■ Given instruction
Using the records provided below, locate and copy each line that contains the word "производства".

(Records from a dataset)
----

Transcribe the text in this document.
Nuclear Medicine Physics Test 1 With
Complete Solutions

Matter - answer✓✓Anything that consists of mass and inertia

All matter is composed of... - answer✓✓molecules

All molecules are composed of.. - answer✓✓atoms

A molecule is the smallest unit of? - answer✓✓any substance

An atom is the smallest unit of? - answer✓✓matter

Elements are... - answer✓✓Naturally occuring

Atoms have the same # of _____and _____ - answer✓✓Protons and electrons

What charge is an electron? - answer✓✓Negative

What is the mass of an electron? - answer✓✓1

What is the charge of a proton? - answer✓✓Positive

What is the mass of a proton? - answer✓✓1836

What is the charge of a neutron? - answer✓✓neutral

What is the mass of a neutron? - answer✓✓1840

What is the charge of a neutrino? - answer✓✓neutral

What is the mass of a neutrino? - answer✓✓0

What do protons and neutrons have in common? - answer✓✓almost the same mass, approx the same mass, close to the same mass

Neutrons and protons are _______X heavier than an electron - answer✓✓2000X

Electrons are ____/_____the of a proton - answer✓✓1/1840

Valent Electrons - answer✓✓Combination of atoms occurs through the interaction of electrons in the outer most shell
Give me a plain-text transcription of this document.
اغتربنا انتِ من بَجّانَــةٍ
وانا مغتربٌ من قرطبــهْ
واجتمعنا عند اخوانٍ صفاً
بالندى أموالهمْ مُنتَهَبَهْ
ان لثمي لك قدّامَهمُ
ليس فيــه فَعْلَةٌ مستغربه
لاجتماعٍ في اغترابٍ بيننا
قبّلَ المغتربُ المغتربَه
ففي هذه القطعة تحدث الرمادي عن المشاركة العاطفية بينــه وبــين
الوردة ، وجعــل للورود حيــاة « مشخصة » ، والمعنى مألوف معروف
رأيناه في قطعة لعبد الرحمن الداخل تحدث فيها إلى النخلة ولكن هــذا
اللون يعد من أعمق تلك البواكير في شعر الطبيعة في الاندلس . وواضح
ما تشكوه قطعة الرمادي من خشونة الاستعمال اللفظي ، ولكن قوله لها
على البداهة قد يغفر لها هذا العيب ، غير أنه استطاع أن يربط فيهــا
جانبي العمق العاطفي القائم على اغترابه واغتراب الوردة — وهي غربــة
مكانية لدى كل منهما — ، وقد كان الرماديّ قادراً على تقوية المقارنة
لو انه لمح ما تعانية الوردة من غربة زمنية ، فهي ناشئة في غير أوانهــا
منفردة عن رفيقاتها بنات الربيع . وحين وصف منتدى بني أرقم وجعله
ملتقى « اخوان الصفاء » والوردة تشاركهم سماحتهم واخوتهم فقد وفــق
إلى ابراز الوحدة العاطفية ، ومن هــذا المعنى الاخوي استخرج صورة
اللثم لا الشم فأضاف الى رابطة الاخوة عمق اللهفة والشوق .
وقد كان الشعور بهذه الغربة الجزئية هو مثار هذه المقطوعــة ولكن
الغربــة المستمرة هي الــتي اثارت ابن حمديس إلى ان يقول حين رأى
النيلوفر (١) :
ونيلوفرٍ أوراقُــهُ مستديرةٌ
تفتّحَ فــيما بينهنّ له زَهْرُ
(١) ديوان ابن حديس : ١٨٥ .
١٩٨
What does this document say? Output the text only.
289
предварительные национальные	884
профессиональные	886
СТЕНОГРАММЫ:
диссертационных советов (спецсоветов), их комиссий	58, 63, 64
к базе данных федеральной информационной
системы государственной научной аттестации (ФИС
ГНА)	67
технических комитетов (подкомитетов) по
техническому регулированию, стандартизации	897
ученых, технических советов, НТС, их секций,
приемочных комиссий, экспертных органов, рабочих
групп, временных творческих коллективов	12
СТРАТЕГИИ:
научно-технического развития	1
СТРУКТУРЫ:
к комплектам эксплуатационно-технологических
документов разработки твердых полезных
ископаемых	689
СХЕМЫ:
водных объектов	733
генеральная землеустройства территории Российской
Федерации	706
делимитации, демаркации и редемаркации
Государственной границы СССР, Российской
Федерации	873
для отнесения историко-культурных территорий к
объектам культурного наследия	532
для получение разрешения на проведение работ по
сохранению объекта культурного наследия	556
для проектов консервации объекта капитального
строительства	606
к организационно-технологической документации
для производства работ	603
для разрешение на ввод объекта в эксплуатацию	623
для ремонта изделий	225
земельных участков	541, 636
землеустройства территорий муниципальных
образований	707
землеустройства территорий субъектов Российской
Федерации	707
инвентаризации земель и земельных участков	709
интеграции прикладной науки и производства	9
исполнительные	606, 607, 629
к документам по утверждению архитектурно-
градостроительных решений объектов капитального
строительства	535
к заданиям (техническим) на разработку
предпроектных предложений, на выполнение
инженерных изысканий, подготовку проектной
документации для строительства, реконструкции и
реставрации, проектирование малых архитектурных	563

----

■ Written solution
для производства работ	603
интеграции прикладной науки и производства	9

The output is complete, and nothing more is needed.